>> BEGIN RECORDS PROVIDED

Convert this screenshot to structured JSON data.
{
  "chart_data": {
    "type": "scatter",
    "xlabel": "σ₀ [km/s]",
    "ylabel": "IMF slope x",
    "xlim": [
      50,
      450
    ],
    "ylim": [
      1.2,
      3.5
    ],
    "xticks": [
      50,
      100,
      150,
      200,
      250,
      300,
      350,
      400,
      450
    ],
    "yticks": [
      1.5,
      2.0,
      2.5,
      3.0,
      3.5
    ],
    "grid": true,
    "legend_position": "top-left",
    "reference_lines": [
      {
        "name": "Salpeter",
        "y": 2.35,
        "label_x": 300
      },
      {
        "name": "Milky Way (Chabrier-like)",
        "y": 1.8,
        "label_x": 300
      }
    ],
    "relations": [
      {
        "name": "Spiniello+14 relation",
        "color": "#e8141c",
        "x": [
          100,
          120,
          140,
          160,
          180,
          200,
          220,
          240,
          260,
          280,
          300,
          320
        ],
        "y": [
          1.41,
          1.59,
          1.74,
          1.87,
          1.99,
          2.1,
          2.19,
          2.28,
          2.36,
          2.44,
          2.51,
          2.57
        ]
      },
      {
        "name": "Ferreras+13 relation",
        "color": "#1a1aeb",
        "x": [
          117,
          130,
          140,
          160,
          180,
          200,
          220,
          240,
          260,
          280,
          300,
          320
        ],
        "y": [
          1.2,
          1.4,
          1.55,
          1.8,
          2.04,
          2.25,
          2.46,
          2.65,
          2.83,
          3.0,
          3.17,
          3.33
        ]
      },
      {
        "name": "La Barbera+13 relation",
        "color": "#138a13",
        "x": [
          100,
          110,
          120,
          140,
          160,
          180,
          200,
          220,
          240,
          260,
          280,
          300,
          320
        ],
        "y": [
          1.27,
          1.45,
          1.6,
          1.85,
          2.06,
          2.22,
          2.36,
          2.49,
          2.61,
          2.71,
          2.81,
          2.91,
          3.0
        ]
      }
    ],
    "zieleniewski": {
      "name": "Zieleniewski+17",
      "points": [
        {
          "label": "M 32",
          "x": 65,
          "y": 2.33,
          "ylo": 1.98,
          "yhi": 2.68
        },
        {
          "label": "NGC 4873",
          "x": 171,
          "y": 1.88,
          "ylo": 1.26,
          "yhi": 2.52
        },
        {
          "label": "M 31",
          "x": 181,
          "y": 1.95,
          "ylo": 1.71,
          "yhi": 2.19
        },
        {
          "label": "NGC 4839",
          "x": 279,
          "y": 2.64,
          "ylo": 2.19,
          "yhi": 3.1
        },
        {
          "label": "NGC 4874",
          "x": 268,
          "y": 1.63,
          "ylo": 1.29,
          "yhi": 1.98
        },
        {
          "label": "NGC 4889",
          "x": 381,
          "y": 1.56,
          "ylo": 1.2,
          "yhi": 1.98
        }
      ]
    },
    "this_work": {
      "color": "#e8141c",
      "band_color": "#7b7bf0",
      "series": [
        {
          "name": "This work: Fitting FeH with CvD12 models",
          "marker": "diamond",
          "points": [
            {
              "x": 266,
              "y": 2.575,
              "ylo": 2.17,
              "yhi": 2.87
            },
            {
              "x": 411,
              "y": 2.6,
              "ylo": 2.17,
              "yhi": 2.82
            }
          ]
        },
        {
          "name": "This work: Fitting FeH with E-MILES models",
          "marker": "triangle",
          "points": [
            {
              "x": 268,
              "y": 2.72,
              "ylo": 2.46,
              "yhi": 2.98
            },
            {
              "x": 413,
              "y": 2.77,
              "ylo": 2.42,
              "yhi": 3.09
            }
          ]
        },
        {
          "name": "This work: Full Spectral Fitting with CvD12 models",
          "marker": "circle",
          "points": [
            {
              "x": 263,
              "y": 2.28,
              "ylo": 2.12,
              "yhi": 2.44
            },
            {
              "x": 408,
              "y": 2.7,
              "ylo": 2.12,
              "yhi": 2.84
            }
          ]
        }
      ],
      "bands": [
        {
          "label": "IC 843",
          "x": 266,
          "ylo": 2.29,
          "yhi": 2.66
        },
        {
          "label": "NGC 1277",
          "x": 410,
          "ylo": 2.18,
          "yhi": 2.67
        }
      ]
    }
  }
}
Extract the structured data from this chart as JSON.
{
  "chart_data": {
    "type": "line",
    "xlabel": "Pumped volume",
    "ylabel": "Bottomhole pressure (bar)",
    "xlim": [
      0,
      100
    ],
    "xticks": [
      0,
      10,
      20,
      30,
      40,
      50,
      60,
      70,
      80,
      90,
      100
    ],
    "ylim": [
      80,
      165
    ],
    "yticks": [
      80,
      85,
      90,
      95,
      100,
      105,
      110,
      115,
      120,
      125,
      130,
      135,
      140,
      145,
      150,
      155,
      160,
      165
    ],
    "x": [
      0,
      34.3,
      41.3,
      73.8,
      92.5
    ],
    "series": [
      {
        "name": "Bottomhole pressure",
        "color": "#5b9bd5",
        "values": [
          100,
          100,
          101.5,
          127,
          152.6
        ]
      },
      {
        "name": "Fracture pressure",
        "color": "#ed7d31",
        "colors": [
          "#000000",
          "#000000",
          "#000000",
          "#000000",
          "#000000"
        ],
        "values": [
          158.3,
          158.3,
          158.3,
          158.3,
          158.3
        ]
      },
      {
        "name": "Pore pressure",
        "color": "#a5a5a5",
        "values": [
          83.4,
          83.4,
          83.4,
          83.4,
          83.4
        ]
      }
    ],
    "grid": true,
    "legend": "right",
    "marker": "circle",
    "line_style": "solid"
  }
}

>> END RECORDS PROVIDED

WRITTEN INSTRUCTION. Write the material out again word for word.

EXPECTED OUTPUT.
Convert this screenshot to structured JSON data.
{
  "chart_data": {
    "type": "scatter",
    "xlabel": "σ₀ [km/s]",
    "ylabel": "IMF slope x",
    "xlim": [
      50,
      450
    ],
    "ylim": [
      1.2,
      3.5
    ],
    "xticks": [
      50,
      100,
      150,
      200,
      250,
      300,
      350,
      400,
      450
    ],
    "yticks": [
      1.5,
      2.0,
      2.5,
      3.0,
      3.5
    ],
    "grid": true,
    "legend_position": "top-left",
    "reference_lines": [
      {
        "name": "Salpeter",
        "y": 2.35,
        "label_x": 300
      },
      {
        "name": "Milky Way (Chabrier-like)",
        "y": 1.8,
        "label_x": 300
      }
    ],
    "relations": [
      {
        "name": "Spiniello+14 relation",
        "color": "#e8141c",
        "x": [
          100,
          120,
          140,
          160,
          180,
          200,
          220,
          240,
          260,
          280,
          300,
          320
        ],
        "y": [
          1.41,
          1.59,
          1.74,
          1.87,
          1.99,
          2.1,
          2.19,
          2.28,
          2.36,
          2.44,
          2.51,
          2.57
        ]
      },
      {
        "name": "Ferreras+13 relation",
        "color": "#1a1aeb",
        "x": [
          117,
          130,
          140,
          160,
          180,
          200,
          220,
          240,
          260,
          280,
          300,
          320
        ],
        "y": [
          1.2,
          1.4,
          1.55,
          1.8,
          2.04,
          2.25,
          2.46,
          2.65,
          2.83,
          3.0,
          3.17,
          3.33
        ]
      },
      {
        "name": "La Barbera+13 relation",
        "color": "#138a13",
        "x": [
          100,
          110,
          120,
          140,
          160,
          180,
          200,
          220,
          240,
          260,
          280,
          300,
          320
        ],
        "y": [
          1.27,
          1.45,
          1.6,
          1.85,
          2.06,
          2.22,
          2.36,
          2.49,
          2.61,
          2.71,
          2.81,
          2.91,
          3.0
        ]
      }
    ],
    "zieleniewski": {
      "name": "Zieleniewski+17",
      "points": [
        {
          "label": "M 32",
          "x": 65,
          "y": 2.33,
          "ylo": 1.98,
          "yhi": 2.68
        },
        {
          "label": "NGC 4873",
          "x": 171,
          "y": 1.88,
          "ylo": 1.26,
          "yhi": 2.52
        },
        {
          "label": "M 31",
          "x": 181,
          "y": 1.95,
          "ylo": 1.71,
          "yhi": 2.19
        },
        {
          "label": "NGC 4839",
          "x": 279,
          "y": 2.64,
          "ylo": 2.19,
          "yhi": 3.1
        },
        {
          "label": "NGC 4874",
          "x": 268,
          "y": 1.63,
          "ylo": 1.29,
          "yhi": 1.98
        },
        {
          "label": "NGC 4889",
          "x": 381,
          "y": 1.56,
          "ylo": 1.2,
          "yhi": 1.98
        }
      ]
    },
    "this_work": {
      "color": "#e8141c",
      "band_color": "#7b7bf0",
      "series": [
        {
          "name": "This work: Fitting FeH with CvD12 models",
          "marker": "diamond",
          "points": [
            {
              "x": 266,
              "y": 2.575,
              "ylo": 2.17,
              "yhi": 2.87
            },
            {
              "x": 411,
              "y": 2.6,
              "ylo": 2.17,
              "yhi": 2.82
            }
          ]
        },
        {
          "name": "This work: Fitting FeH with E-MILES models",
          "marker": "triangle",
          "points": [
            {
              "x": 268,
              "y": 2.72,
              "ylo": 2.46,
              "yhi": 2.98
            },
            {
              "x": 413,
              "y": 2.77,
              "ylo": 2.42,
              "yhi": 3.09
            }
          ]
        },
        {
          "name": "This work: Full Spectral Fitting with CvD12 models",
          "marker": "circle",
          "points": [
            {
              "x": 263,
              "y": 2.28,
              "ylo": 2.12,
              "yhi": 2.44
            },
            {
              "x": 408,
              "y": 2.7,
              "ylo": 2.12,
              "yhi": 2.84
            }
          ]
        }
      ],
      "bands": [
        {
          "label": "IC 843",
          "x": 266,
          "ylo": 2.29,
          "yhi": 2.66
        },
        {
          "label": "NGC 1277",
          "x": 410,
          "ylo": 2.18,
          "yhi": 2.67
        }
      ]
    }
  }
}
Extract the structured data from this chart as JSON.
{
  "chart_data": {
    "type": "line",
    "xlabel": "Pumped volume",
    "ylabel": "Bottomhole pressure (bar)",
    "xlim": [
      0,
      100
    ],
    "xticks": [
      0,
      10,
      20,
      30,
      40,
      50,
      60,
      70,
      80,
      90,
      100
    ],
    "ylim": [
      80,
      165
    ],
    "yticks": [
      80,
      85,
      90,
      95,
      100,
      105,
      110,
      115,
      120,
      125,
      130,
      135,
      140,
      145,
      150,
      155,
      160,
      165
    ],
    "x": [
      0,
      34.3,
      41.3,
      73.8,
      92.5
    ],
    "series": [
      {
        "name": "Bottomhole pressure",
        "color": "#5b9bd5",
        "values": [
          100,
          100,
          101.5,
          127,
          152.6
        ]
      },
      {
        "name": "Fracture pressure",
        "color": "#ed7d31",
        "colors": [
          "#000000",
          "#000000",
          "#000000",
          "#000000",
          "#000000"
        ],
        "values": [
          158.3,
          158.3,
          158.3,
          158.3,
          158.3
        ]
      },
      {
        "name": "Pore pressure",
        "color": "#a5a5a5",
        "values": [
          83.4,
          83.4,
          83.4,
          83.4,
          83.4
        ]
      }
    ],
    "grid": true,
    "legend": "right",
    "marker": "circle",
    "line_style": "solid"
  }
}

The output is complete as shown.